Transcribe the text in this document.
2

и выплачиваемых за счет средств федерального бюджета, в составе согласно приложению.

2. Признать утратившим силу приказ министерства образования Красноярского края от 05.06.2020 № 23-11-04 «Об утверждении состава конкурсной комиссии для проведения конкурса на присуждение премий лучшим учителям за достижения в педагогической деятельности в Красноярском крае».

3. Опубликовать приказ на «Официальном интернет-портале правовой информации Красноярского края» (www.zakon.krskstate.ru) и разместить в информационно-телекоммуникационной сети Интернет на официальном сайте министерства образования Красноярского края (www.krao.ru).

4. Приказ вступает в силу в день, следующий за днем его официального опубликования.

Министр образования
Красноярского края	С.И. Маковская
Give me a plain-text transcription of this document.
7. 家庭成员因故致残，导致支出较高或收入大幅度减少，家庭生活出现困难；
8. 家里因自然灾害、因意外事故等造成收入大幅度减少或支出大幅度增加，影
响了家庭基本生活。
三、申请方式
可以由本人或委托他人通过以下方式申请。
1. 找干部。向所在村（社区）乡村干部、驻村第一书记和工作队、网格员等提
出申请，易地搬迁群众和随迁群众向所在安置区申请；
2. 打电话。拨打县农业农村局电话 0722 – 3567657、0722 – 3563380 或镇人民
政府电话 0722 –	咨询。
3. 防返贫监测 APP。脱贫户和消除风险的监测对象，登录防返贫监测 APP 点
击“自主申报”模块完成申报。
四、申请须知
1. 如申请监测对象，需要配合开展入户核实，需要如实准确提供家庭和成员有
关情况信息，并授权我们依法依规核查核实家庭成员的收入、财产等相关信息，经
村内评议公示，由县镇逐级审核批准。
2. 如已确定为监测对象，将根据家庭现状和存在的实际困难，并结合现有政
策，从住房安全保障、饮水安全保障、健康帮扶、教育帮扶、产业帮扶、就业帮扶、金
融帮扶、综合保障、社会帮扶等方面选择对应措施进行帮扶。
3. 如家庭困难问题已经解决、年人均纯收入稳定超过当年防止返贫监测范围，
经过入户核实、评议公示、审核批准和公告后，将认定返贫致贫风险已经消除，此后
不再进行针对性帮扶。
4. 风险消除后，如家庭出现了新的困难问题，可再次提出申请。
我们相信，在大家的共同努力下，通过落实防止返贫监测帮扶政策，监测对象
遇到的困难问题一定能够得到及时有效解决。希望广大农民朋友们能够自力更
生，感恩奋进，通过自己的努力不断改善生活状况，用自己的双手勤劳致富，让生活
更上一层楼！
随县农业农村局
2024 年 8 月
○ ○ ○ ○ ○ ○ ○
• What this task involves: Every entry must be retyped in full, exactly as given.

• Full response:
Transcribe the text in this document.
2

и выплачиваемых за счет средств федерального бюджета, в составе согласно приложению.

2. Признать утратившим силу приказ министерства образования Красноярского края от 05.06.2020 № 23-11-04 «Об утверждении состава конкурсной комиссии для проведения конкурса на присуждение премий лучшим учителям за достижения в педагогической деятельности в Красноярском крае».

3. Опубликовать приказ на «Официальном интернет-портале правовой информации Красноярского края» (www.zakon.krskstate.ru) и разместить в информационно-телекоммуникационной сети Интернет на официальном сайте министерства образования Красноярского края (www.krao.ru).

4. Приказ вступает в силу в день, следующий за днем его официального опубликования.

Министр образования
Красноярского края	С.И. Маковская
Give me a plain-text transcription of this document.
7. 家庭成员因故致残，导致支出较高或收入大幅度减少，家庭生活出现困难；
8. 家里因自然灾害、因意外事故等造成收入大幅度减少或支出大幅度增加，影
响了家庭基本生活。
三、申请方式
可以由本人或委托他人通过以下方式申请。
1. 找干部。向所在村（社区）乡村干部、驻村第一书记和工作队、网格员等提
出申请，易地搬迁群众和随迁群众向所在安置区申请；
2. 打电话。拨打县农业农村局电话 0722 – 3567657、0722 – 3563380 或镇人民
政府电话 0722 –	咨询。
3. 防返贫监测 APP。脱贫户和消除风险的监测对象，登录防返贫监测 APP 点
击“自主申报”模块完成申报。
四、申请须知
1. 如申请监测对象，需要配合开展入户核实，需要如实准确提供家庭和成员有
关情况信息，并授权我们依法依规核查核实家庭成员的收入、财产等相关信息，经
村内评议公示，由县镇逐级审核批准。
2. 如已确定为监测对象，将根据家庭现状和存在的实际困难，并结合现有政
策，从住房安全保障、饮水安全保障、健康帮扶、教育帮扶、产业帮扶、就业帮扶、金
融帮扶、综合保障、社会帮扶等方面选择对应措施进行帮扶。
3. 如家庭困难问题已经解决、年人均纯收入稳定超过当年防止返贫监测范围，
经过入户核实、评议公示、审核批准和公告后，将认定返贫致贫风险已经消除，此后
不再进行针对性帮扶。
4. 风险消除后，如家庭出现了新的困难问题，可再次提出申请。
我们相信，在大家的共同努力下，通过落实防止返贫监测帮扶政策，监测对象
遇到的困难问题一定能够得到及时有效解决。希望广大农民朋友们能够自力更
生，感恩奋进，通过自己的努力不断改善生活状况，用自己的双手勤劳致富，让生活
更上一层楼！
随县农业农村局
2024 年 8 月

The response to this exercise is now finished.